EXERCISE GOAL:
In the entries that follow, how many lines contain "Bottmingen"? Answer with the number only.
[Start DATA FOR PROCESSING]
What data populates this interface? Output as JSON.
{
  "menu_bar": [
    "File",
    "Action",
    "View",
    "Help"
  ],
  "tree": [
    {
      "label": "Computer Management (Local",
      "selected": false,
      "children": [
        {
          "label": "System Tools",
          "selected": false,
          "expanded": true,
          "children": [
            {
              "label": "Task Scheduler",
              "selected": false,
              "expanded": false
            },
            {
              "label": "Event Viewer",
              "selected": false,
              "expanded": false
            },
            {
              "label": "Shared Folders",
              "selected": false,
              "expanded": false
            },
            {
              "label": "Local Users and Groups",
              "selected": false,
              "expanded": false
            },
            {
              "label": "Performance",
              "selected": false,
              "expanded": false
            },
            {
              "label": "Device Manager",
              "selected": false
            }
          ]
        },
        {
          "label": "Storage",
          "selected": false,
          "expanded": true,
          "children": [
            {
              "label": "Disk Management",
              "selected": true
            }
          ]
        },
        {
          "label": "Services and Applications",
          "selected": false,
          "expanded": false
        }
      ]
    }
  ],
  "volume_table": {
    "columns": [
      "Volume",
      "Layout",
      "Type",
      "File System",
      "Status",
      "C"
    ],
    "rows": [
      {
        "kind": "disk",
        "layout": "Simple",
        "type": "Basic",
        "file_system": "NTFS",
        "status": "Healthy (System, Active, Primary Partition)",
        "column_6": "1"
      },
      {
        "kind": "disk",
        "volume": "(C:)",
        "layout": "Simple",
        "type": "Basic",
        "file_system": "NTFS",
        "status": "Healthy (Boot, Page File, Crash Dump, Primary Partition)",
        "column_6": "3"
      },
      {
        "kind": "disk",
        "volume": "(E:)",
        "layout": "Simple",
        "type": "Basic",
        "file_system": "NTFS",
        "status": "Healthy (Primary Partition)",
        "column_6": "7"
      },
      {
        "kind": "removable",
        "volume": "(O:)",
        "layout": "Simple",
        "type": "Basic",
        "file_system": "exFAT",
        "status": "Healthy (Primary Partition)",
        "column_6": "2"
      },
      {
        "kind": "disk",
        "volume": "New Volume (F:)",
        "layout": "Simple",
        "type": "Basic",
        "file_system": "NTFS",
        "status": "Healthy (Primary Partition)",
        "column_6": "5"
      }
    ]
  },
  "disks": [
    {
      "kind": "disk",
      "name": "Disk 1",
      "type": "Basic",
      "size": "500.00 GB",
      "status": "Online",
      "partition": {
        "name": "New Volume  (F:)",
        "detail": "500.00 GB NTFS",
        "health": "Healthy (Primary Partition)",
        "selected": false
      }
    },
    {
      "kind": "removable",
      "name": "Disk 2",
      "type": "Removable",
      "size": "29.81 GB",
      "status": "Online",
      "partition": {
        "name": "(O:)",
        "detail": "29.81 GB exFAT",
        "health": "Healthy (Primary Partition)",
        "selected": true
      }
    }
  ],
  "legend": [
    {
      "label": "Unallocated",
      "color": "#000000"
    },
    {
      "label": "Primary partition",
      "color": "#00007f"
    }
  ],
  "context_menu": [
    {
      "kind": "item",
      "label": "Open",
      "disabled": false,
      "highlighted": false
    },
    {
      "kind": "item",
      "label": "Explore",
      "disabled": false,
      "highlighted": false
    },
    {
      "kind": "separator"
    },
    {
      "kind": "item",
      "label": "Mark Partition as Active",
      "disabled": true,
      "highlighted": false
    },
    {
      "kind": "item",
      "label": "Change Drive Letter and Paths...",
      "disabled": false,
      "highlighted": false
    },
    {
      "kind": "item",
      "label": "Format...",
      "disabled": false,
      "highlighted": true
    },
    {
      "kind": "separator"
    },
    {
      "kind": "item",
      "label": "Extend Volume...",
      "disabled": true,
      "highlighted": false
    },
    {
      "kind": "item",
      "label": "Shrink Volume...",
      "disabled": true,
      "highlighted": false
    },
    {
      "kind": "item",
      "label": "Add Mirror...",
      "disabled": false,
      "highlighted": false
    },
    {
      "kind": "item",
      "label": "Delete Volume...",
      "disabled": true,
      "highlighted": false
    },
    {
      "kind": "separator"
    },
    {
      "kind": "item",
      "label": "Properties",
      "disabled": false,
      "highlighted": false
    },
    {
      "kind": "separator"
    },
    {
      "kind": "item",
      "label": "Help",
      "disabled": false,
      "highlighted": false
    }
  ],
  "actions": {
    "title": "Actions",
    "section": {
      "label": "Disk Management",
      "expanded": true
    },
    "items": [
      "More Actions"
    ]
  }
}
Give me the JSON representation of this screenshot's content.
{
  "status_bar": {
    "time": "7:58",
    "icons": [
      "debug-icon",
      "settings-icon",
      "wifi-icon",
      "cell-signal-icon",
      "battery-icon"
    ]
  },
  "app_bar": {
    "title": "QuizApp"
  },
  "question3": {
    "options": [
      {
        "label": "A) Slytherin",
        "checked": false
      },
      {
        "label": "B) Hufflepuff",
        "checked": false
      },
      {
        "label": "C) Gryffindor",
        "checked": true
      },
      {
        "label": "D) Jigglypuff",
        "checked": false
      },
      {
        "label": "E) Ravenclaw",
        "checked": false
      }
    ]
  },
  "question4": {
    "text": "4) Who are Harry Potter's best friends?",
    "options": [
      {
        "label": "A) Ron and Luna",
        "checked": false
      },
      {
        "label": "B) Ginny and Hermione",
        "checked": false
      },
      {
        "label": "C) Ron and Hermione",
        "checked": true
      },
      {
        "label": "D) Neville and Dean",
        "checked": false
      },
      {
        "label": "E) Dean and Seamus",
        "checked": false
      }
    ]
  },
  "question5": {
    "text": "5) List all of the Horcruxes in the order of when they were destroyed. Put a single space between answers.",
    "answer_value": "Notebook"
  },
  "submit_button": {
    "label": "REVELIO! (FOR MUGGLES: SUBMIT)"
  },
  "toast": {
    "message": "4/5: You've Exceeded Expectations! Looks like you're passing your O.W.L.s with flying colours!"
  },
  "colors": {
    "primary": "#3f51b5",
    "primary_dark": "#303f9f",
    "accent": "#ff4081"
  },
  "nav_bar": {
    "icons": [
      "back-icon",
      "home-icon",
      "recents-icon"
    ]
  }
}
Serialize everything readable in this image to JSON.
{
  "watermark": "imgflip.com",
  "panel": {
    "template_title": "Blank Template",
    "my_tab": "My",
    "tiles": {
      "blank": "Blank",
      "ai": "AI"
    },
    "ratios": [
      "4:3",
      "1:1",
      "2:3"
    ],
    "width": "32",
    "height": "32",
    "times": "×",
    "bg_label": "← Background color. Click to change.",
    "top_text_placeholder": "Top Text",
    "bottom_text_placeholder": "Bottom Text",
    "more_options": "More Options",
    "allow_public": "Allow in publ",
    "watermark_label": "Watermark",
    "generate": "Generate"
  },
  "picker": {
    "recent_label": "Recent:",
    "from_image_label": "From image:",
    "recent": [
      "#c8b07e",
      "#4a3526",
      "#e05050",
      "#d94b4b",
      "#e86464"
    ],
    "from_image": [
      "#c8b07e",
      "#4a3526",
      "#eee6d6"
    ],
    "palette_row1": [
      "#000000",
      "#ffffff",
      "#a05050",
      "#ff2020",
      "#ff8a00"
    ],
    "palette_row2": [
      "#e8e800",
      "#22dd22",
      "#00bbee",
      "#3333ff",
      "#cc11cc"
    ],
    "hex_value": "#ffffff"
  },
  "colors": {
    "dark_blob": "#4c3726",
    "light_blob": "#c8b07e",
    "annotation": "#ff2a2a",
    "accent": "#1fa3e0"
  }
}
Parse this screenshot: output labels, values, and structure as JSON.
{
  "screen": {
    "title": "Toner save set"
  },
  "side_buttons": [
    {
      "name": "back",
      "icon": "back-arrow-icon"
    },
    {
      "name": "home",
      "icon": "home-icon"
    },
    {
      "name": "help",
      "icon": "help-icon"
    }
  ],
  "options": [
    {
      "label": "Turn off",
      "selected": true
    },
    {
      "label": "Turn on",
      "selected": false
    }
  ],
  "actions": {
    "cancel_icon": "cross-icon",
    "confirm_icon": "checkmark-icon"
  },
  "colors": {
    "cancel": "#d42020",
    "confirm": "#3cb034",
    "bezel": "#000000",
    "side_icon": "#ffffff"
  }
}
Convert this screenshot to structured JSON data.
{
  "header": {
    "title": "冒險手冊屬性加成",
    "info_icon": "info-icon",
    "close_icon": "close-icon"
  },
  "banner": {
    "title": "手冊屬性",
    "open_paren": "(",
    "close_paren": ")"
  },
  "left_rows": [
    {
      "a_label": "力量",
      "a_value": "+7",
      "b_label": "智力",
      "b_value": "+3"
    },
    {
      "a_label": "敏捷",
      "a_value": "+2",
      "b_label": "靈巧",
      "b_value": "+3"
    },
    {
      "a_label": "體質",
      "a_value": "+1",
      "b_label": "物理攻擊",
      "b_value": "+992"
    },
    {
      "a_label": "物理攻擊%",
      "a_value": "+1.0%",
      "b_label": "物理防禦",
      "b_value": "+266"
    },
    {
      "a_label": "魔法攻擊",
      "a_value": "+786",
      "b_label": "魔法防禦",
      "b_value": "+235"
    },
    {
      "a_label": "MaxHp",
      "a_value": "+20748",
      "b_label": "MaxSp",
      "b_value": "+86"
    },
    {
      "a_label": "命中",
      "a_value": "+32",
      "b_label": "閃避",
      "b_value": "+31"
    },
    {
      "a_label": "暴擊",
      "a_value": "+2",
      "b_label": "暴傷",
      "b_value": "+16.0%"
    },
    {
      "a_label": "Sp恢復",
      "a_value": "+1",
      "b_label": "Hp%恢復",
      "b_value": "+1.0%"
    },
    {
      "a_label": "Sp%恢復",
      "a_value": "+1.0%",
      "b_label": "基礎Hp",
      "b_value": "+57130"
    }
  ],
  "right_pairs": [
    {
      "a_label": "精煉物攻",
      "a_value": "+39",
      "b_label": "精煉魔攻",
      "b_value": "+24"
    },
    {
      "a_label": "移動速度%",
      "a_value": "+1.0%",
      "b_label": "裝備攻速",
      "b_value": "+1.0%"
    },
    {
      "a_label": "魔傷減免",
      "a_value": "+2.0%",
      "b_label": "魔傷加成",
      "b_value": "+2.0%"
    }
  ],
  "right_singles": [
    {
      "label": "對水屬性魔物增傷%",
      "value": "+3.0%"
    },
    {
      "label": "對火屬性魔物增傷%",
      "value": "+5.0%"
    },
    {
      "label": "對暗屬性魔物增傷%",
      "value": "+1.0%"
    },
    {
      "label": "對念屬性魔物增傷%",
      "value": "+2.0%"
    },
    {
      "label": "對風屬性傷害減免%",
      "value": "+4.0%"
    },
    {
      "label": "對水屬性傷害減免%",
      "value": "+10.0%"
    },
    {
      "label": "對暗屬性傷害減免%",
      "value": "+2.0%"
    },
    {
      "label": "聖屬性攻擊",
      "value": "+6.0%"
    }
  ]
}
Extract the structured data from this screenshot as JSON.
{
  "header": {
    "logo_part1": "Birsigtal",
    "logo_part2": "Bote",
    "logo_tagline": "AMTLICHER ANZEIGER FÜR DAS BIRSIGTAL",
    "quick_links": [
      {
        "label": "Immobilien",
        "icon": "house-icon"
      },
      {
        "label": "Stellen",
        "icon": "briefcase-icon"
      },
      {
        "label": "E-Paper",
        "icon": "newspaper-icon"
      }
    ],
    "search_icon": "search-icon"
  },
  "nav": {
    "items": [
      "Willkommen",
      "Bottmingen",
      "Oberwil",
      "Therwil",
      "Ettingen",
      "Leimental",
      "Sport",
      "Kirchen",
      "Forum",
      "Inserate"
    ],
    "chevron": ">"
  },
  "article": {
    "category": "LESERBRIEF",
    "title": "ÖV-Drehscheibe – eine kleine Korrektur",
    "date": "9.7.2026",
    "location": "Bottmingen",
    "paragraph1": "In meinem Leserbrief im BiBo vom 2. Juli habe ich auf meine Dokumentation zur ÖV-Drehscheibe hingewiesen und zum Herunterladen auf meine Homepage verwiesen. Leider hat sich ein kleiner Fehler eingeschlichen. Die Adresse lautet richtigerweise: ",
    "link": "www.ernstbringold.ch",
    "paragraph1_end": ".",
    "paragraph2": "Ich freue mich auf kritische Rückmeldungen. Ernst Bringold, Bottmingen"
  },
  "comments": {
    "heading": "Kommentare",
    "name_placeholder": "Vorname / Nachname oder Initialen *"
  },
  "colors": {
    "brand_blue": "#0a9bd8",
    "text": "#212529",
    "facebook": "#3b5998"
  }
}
[End DATA FOR PROCESSING]
EXERCISE SOLUTION:
3